**Problem details:** Keep only the lines in the data below that contain the string "knob", and copy each one out. Case counts.

**Information provided:**
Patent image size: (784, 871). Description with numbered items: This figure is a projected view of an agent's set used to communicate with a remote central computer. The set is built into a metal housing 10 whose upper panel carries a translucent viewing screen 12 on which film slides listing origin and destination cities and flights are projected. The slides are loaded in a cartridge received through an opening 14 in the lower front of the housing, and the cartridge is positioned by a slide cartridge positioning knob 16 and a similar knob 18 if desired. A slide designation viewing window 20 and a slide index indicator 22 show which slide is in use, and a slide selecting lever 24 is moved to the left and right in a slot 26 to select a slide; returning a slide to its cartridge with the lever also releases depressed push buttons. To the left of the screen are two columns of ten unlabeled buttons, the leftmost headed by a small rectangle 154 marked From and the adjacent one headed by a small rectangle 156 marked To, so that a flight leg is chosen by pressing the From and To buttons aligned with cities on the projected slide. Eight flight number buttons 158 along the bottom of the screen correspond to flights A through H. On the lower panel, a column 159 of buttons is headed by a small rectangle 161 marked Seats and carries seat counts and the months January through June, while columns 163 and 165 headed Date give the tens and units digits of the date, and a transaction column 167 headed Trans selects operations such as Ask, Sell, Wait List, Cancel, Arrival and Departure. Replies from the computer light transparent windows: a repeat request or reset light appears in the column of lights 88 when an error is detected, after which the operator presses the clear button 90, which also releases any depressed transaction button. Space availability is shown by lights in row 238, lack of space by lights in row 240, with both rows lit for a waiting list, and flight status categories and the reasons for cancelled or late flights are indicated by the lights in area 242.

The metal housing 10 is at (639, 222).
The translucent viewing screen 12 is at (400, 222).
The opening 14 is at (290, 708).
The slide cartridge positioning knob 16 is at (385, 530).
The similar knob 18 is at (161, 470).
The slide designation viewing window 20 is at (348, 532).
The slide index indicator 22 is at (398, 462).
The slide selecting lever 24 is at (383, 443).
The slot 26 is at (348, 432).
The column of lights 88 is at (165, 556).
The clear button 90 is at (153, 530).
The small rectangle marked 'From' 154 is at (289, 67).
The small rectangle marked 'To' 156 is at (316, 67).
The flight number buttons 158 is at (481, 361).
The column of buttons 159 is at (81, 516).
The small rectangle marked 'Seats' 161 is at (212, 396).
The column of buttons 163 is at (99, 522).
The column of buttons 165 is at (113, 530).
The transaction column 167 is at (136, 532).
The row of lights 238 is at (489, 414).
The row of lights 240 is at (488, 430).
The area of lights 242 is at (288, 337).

**Task result:**
Patent image size: (784, 871). Description with numbered items: This figure is a projected view of an agent's set used to communicate with a remote central computer. The set is built into a metal housing 10 whose upper panel carries a translucent viewing screen 12 on which film slides listing origin and destination cities and flights are projected. The slides are loaded in a cartridge received through an opening 14 in the lower front of the housing, and the cartridge is positioned by a slide cartridge positioning knob 16 and a similar knob 18 if desired. A slide designation viewing window 20 and a slide index indicator 22 show which slide is in use, and a slide selecting lever 24 is moved to the left and right in a slot 26 to select a slide; returning a slide to its cartridge with the lever also releases depressed push buttons. To the left of the screen are two columns of ten unlabeled buttons, the leftmost headed by a small rectangle 154 marked From and the adjacent one headed by a small rectangle 156 marked To, so that a flight leg is chosen by pressing the From and To buttons aligned with cities on the projected slide. Eight flight number buttons 158 along the bottom of the screen correspond to flights A through H. On the lower panel, a column 159 of buttons is headed by a small rectangle 161 marked Seats and carries seat counts and the months January through June, while columns 163 and 165 headed Date give the tens and units digits of the date, and a transaction column 167 headed Trans selects operations such as Ask, Sell, Wait List, Cancel, Arrival and Departure. Replies from the computer light transparent windows: a repeat request or reset light appears in the column of lights 88 when an error is detected, after which the operator presses the clear button 90, which also releases any depressed transaction button. Space availability is shown by lights in row 238, lack of space by lights in row 240, with both rows lit for a waiting list, and flight status categories and the reasons for cancelled or late flights are indicated by the lights in area 242.
The slide cartridge positioning knob 16 is at (385, 530).
The similar knob 18 is at (161, 470).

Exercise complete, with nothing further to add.